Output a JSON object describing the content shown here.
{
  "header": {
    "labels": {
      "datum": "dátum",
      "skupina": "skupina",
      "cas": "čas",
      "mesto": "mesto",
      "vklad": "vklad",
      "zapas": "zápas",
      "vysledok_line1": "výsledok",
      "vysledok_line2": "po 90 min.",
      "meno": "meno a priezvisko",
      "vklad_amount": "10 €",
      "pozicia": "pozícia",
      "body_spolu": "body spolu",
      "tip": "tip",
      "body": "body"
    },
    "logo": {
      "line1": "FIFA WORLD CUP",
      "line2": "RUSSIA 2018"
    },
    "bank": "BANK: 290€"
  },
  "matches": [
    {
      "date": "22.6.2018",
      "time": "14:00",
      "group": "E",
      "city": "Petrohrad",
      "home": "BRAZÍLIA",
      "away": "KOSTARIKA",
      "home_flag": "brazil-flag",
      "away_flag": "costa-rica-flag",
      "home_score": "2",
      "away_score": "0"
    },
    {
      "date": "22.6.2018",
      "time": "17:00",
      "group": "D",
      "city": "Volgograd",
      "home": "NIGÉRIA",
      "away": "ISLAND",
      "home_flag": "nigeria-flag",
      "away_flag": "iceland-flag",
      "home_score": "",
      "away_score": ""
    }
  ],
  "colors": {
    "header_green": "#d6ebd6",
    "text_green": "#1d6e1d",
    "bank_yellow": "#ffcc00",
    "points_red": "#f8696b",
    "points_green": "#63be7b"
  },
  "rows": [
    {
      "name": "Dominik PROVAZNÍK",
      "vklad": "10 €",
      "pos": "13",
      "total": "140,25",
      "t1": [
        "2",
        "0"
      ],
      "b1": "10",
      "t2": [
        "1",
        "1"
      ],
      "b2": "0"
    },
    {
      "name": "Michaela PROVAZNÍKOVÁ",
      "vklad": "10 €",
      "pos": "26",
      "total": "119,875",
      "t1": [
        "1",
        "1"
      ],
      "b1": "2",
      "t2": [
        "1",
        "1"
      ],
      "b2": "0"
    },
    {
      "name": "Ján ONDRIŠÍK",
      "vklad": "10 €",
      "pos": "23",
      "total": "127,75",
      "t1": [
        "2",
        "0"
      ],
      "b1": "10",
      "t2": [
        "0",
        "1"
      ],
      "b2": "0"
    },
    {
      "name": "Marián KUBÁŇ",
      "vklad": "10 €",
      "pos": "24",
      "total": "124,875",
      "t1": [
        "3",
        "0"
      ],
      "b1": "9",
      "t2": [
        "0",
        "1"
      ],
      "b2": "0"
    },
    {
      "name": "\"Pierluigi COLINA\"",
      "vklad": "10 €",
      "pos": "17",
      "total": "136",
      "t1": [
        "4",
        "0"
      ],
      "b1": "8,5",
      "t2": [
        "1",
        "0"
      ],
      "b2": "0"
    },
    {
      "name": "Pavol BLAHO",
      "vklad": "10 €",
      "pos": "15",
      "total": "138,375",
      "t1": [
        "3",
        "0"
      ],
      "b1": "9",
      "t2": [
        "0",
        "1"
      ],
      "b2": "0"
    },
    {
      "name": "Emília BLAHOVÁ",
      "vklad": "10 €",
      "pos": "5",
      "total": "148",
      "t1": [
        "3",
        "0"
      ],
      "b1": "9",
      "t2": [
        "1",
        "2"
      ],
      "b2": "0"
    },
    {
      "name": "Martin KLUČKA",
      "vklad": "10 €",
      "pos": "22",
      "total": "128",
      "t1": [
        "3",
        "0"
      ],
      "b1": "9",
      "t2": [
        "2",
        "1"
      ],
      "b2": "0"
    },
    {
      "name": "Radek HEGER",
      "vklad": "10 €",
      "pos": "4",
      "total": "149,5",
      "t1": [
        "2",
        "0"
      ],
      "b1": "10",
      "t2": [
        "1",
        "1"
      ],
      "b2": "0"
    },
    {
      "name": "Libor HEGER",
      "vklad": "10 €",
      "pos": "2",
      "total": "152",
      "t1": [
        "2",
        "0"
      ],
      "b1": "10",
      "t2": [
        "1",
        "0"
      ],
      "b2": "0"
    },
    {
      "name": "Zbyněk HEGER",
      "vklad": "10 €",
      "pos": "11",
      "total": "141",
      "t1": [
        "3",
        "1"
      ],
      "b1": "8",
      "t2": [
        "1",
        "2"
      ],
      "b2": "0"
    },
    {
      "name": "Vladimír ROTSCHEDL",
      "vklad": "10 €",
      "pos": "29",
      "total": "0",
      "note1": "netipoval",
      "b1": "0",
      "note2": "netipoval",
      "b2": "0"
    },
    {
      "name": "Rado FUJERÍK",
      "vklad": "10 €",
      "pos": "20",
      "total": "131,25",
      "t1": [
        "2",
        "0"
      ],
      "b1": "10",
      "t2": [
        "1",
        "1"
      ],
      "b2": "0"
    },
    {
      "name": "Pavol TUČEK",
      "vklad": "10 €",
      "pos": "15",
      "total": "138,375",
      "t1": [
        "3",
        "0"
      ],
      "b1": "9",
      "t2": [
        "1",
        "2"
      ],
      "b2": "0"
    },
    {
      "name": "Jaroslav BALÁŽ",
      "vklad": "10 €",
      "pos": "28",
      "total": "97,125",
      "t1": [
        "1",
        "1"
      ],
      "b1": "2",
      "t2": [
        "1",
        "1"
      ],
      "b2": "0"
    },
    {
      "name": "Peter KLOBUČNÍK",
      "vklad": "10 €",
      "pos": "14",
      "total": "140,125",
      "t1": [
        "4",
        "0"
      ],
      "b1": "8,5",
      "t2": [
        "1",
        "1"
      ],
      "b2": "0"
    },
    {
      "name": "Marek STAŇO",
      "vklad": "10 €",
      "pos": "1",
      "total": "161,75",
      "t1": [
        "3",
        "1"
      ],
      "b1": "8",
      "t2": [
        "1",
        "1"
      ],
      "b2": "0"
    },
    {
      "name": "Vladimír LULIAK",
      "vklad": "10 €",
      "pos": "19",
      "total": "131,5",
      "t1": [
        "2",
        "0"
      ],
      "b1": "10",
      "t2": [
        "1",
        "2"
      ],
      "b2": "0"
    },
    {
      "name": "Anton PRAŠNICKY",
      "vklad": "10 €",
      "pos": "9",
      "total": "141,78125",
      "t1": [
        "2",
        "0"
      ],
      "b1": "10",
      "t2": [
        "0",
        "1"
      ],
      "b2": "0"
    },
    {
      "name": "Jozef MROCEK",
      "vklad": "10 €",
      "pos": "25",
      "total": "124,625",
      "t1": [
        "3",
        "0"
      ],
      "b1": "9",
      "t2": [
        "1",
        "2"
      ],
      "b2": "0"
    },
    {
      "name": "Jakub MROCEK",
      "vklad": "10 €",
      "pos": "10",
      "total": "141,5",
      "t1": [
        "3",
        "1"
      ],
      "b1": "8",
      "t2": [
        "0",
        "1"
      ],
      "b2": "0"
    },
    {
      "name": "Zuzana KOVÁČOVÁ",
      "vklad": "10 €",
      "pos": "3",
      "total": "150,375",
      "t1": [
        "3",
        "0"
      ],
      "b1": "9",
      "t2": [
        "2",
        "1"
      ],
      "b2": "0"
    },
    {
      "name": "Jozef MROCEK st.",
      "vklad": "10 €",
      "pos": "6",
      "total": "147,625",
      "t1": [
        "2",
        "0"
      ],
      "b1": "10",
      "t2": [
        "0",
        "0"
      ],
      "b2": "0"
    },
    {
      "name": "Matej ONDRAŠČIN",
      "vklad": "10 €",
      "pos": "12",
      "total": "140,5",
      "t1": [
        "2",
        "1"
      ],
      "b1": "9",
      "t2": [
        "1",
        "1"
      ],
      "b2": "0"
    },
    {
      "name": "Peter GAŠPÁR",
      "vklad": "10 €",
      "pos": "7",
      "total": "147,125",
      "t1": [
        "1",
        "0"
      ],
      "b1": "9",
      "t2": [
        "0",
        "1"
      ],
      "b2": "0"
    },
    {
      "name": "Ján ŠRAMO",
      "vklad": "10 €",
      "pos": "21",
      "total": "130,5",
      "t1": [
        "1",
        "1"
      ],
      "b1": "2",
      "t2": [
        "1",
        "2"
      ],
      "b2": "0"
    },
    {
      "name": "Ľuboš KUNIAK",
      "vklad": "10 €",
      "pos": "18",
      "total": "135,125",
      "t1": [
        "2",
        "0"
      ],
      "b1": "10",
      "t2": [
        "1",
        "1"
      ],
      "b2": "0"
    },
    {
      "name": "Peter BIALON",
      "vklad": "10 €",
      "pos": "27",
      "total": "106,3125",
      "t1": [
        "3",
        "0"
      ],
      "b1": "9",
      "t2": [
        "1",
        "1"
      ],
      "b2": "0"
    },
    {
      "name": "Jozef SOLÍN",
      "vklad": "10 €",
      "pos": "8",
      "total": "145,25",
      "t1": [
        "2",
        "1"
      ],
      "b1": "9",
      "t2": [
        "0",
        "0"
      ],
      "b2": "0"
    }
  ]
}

=== TASK TO COMPLETE ===
Return every line containing "MROCEK".

=== SOLUTION FOR THIS EXERCISE ===
      "name": "Jozef MROCEK",
      "name": "Jakub MROCEK",
      "name": "Jozef MROCEK st.",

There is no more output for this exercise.